- Data rows -
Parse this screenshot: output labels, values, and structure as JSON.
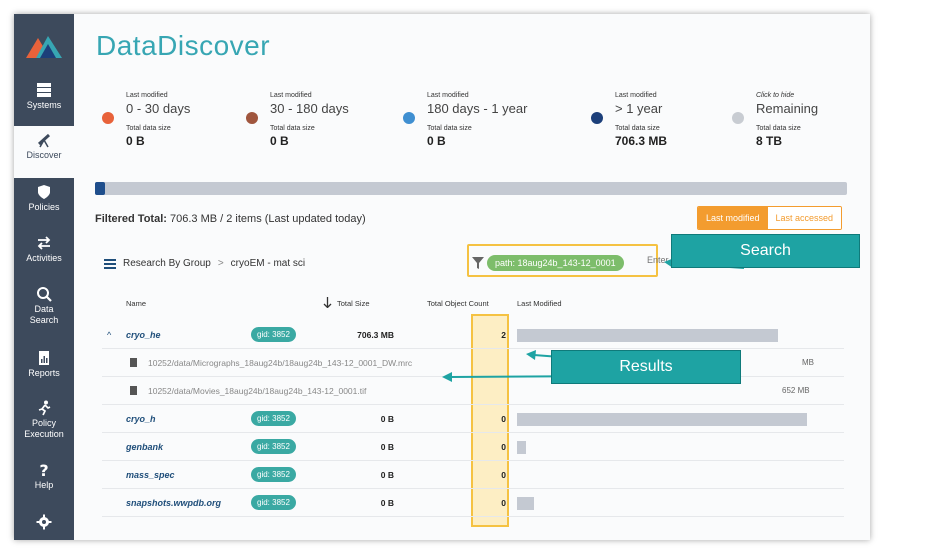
{
  "app": {
    "title": "DataDiscover"
  },
  "sidebar": {
    "items": [
      {
        "label": "Systems",
        "icon": "server-icon"
      },
      {
        "label": "Discover",
        "icon": "telescope-icon",
        "active": true
      },
      {
        "label": "Policies",
        "icon": "shield-icon"
      },
      {
        "label": "Activities",
        "icon": "arrows-icon"
      },
      {
        "label": "Data",
        "label2": "Search",
        "icon": "search-icon"
      },
      {
        "label": "Reports",
        "icon": "report-icon"
      },
      {
        "label": "Policy",
        "label2": "Execution",
        "icon": "runner-icon"
      },
      {
        "label": "Help",
        "icon": "question-icon"
      },
      {
        "label": "",
        "icon": "gear-icon"
      }
    ]
  },
  "tiles": [
    {
      "label": "Last modified",
      "range": "0 - 30 days",
      "size_label": "Total data size",
      "size": "0 B",
      "color": "#e8623a"
    },
    {
      "label": "Last modified",
      "range": "30 - 180 days",
      "size_label": "Total data size",
      "size": "0 B",
      "color": "#a0563e"
    },
    {
      "label": "Last modified",
      "range": "180 days - 1 year",
      "size_label": "Total data size",
      "size": "0 B",
      "color": "#3f8fd1"
    },
    {
      "label": "Last modified",
      "range": "> 1 year",
      "size_label": "Total data size",
      "size": "706.3 MB",
      "color": "#1c3f7a"
    },
    {
      "label": "Click to hide",
      "range": "Remaining",
      "size_label": "Total data size",
      "size": "8 TB",
      "color": "#c8ccd2"
    }
  ],
  "progress": {
    "fraction": 0.012
  },
  "filtered": {
    "label": "Filtered Total:",
    "value": "706.3 MB / 2 items (Last updated today)"
  },
  "toggle": {
    "active": "Last modified",
    "inactive": "Last accessed"
  },
  "breadcrumb": {
    "root": "Research By Group",
    "sep": ">",
    "current": "cryoEM - mat sci"
  },
  "filter": {
    "pill": "path: 18aug24b_143-12_0001",
    "placeholder": "Enter text to filter re"
  },
  "callouts": {
    "search": "Search",
    "results": "Results"
  },
  "table": {
    "headers": {
      "name": "Name",
      "size": "Total Size",
      "count": "Total Object Count",
      "modified": "Last Modified"
    },
    "rows": [
      {
        "name": "cryo_he",
        "gid": "gid: 3852",
        "size": "706.3 MB",
        "count": "2",
        "bar_fraction": 0.9,
        "expanded": true
      },
      {
        "name": "cryo_h",
        "gid": "gid: 3852",
        "size": "0 B",
        "count": "0",
        "bar_fraction": 1.0
      },
      {
        "name": "genbank",
        "gid": "gid: 3852",
        "size": "0 B",
        "count": "0",
        "bar_fraction": 0.03
      },
      {
        "name": "mass_spec",
        "gid": "gid: 3852",
        "size": "0 B",
        "count": "0",
        "bar_fraction": 0.0
      },
      {
        "name": "snapshots.wwpdb.org",
        "gid": "gid: 3852",
        "size": "0 B",
        "count": "0",
        "bar_fraction": 0.06
      }
    ],
    "files": [
      {
        "path": "10252/data/Micrographs_18aug24b/18aug24b_143-12_0001_DW.mrc",
        "size": "MB"
      },
      {
        "path": "10252/data/Movies_18aug24b/18aug24b_143-12_0001.tif",
        "size": "652 MB"
      }
    ]
  }
}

- The exercise -
Restate each of the entries above word for word and skip every image.

- Exercise output -
Parse this screenshot: output labels, values, and structure as JSON.
{
  "app": {
    "title": "DataDiscover"
  },
  "sidebar": {
    "items": [
      {
        "label": "Systems",
        "icon": "server-icon"
      },
      {
        "label": "Discover",
        "icon": "telescope-icon",
        "active": true
      },
      {
        "label": "Policies",
        "icon": "shield-icon"
      },
      {
        "label": "Activities",
        "icon": "arrows-icon"
      },
      {
        "label": "Data",
        "label2": "Search",
        "icon": "search-icon"
      },
      {
        "label": "Reports",
        "icon": "report-icon"
      },
      {
        "label": "Policy",
        "label2": "Execution",
        "icon": "runner-icon"
      },
      {
        "label": "Help",
        "icon": "question-icon"
      },
      {
        "label": "",
        "icon": "gear-icon"
      }
    ]
  },
  "tiles": [
    {
      "label": "Last modified",
      "range": "0 - 30 days",
      "size_label": "Total data size",
      "size": "0 B",
      "color": "#e8623a"
    },
    {
      "label": "Last modified",
      "range": "30 - 180 days",
      "size_label": "Total data size",
      "size": "0 B",
      "color": "#a0563e"
    },
    {
      "label": "Last modified",
      "range": "180 days - 1 year",
      "size_label": "Total data size",
      "size": "0 B",
      "color": "#3f8fd1"
    },
    {
      "label": "Last modified",
      "range": "> 1 year",
      "size_label": "Total data size",
      "size": "706.3 MB",
      "color": "#1c3f7a"
    },
    {
      "label": "Click to hide",
      "range": "Remaining",
      "size_label": "Total data size",
      "size": "8 TB",
      "color": "#c8ccd2"
    }
  ],
  "progress": {
    "fraction": 0.012
  },
  "filtered": {
    "label": "Filtered Total:",
    "value": "706.3 MB / 2 items (Last updated today)"
  },
  "toggle": {
    "active": "Last modified",
    "inactive": "Last accessed"
  },
  "breadcrumb": {
    "root": "Research By Group",
    "sep": ">",
    "current": "cryoEM - mat sci"
  },
  "filter": {
    "pill": "path: 18aug24b_143-12_0001",
    "placeholder": "Enter text to filter re"
  },
  "callouts": {
    "search": "Search",
    "results": "Results"
  },
  "table": {
    "headers": {
      "name": "Name",
      "size": "Total Size",
      "count": "Total Object Count",
      "modified": "Last Modified"
    },
    "rows": [
      {
        "name": "cryo_he",
        "gid": "gid: 3852",
        "size": "706.3 MB",
        "count": "2",
        "bar_fraction": 0.9,
        "expanded": true
      },
      {
        "name": "cryo_h",
        "gid": "gid: 3852",
        "size": "0 B",
        "count": "0",
        "bar_fraction": 1.0
      },
      {
        "name": "genbank",
        "gid": "gid: 3852",
        "size": "0 B",
        "count": "0",
        "bar_fraction": 0.03
      },
      {
        "name": "mass_spec",
        "gid": "gid: 3852",
        "size": "0 B",
        "count": "0",
        "bar_fraction": 0.0
      },
      {
        "name": "snapshots.wwpdb.org",
        "gid": "gid: 3852",
        "size": "0 B",
        "count": "0",
        "bar_fraction": 0.06
      }
    ],
    "files": [
      {
        "path": "10252/data/Micrographs_18aug24b/18aug24b_143-12_0001_DW.mrc",
        "size": "MB"
      },
      {
        "path": "10252/data/Movies_18aug24b/18aug24b_143-12_0001.tif",
        "size": "652 MB"
      }
    ]
  }
}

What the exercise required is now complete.